------ RECORDS PROVIDED

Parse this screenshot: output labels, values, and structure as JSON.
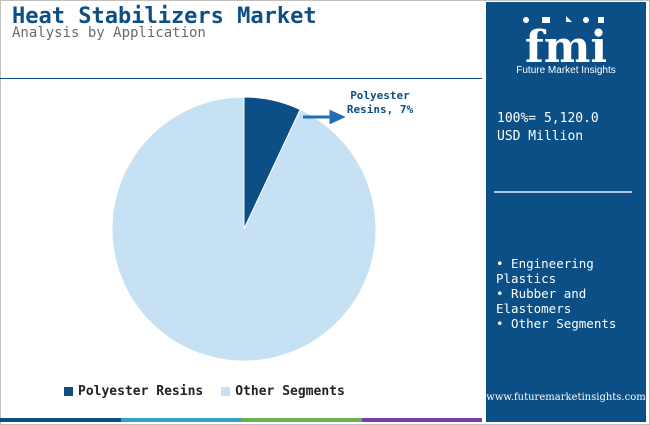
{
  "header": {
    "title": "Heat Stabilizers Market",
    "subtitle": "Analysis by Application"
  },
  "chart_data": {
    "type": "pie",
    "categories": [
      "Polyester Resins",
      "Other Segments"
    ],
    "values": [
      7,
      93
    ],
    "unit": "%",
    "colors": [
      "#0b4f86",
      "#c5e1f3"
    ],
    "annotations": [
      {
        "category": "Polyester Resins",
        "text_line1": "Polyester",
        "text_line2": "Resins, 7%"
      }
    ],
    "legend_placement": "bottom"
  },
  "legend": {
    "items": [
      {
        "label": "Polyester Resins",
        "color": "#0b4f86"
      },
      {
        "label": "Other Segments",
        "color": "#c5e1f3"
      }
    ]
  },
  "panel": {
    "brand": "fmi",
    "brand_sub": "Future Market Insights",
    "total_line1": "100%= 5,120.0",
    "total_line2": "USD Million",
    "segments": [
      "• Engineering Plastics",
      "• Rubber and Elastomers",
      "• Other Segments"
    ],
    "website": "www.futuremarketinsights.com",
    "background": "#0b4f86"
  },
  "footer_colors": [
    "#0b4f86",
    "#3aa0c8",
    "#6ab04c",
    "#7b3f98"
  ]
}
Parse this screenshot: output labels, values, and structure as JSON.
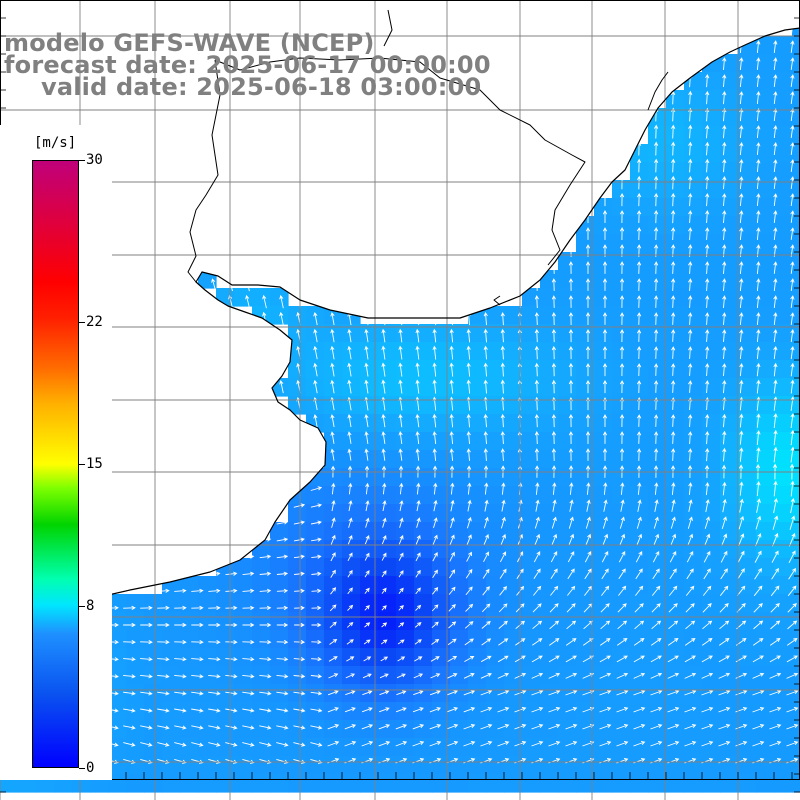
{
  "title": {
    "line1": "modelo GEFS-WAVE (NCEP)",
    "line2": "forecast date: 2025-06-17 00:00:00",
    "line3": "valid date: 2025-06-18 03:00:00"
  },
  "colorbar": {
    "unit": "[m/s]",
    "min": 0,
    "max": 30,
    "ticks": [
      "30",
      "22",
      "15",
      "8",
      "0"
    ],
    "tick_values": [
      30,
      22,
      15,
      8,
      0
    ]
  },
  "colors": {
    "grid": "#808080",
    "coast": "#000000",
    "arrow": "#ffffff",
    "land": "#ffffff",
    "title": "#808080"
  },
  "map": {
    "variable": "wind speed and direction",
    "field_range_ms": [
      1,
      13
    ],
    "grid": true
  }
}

------------

■ WHAT IS BEING ASKED ■
Copy the listing in full and without alteration, omitting every picture.

■ OUTPUT BELOW ■
Parse this screenshot: output labels, values, and structure as JSON.
{
  "header": {
    "title": "Heat Stabilizers Market",
    "subtitle": "Analysis by Application"
  },
  "chart_data": {
    "type": "pie",
    "categories": [
      "Polyester Resins",
      "Other Segments"
    ],
    "values": [
      7,
      93
    ],
    "unit": "%",
    "colors": [
      "#0b4f86",
      "#c5e1f3"
    ],
    "annotations": [
      {
        "category": "Polyester Resins",
        "text_line1": "Polyester",
        "text_line2": "Resins, 7%"
      }
    ],
    "legend_placement": "bottom"
  },
  "legend": {
    "items": [
      {
        "label": "Polyester Resins",
        "color": "#0b4f86"
      },
      {
        "label": "Other Segments",
        "color": "#c5e1f3"
      }
    ]
  },
  "panel": {
    "brand": "fmi",
    "brand_sub": "Future Market Insights",
    "total_line1": "100%= 5,120.0",
    "total_line2": "USD Million",
    "segments": [
      "• Engineering Plastics",
      "• Rubber and Elastomers",
      "• Other Segments"
    ],
    "website": "www.futuremarketinsights.com",
    "background": "#0b4f86"
  },
  "footer_colors": [
    "#0b4f86",
    "#3aa0c8",
    "#6ab04c",
    "#7b3f98"
  ]
}
Parse this screenshot: output labels, values, and structure as JSON.
{
  "title": {
    "line1": "modelo GEFS-WAVE (NCEP)",
    "line2": "forecast date: 2025-06-17 00:00:00",
    "line3": "valid date: 2025-06-18 03:00:00"
  },
  "colorbar": {
    "unit": "[m/s]",
    "min": 0,
    "max": 30,
    "ticks": [
      "30",
      "22",
      "15",
      "8",
      "0"
    ],
    "tick_values": [
      30,
      22,
      15,
      8,
      0
    ]
  },
  "colors": {
    "grid": "#808080",
    "coast": "#000000",
    "arrow": "#ffffff",
    "land": "#ffffff",
    "title": "#808080"
  },
  "map": {
    "variable": "wind speed and direction",
    "field_range_ms": [
      1,
      13
    ],
    "grid": true
  }
}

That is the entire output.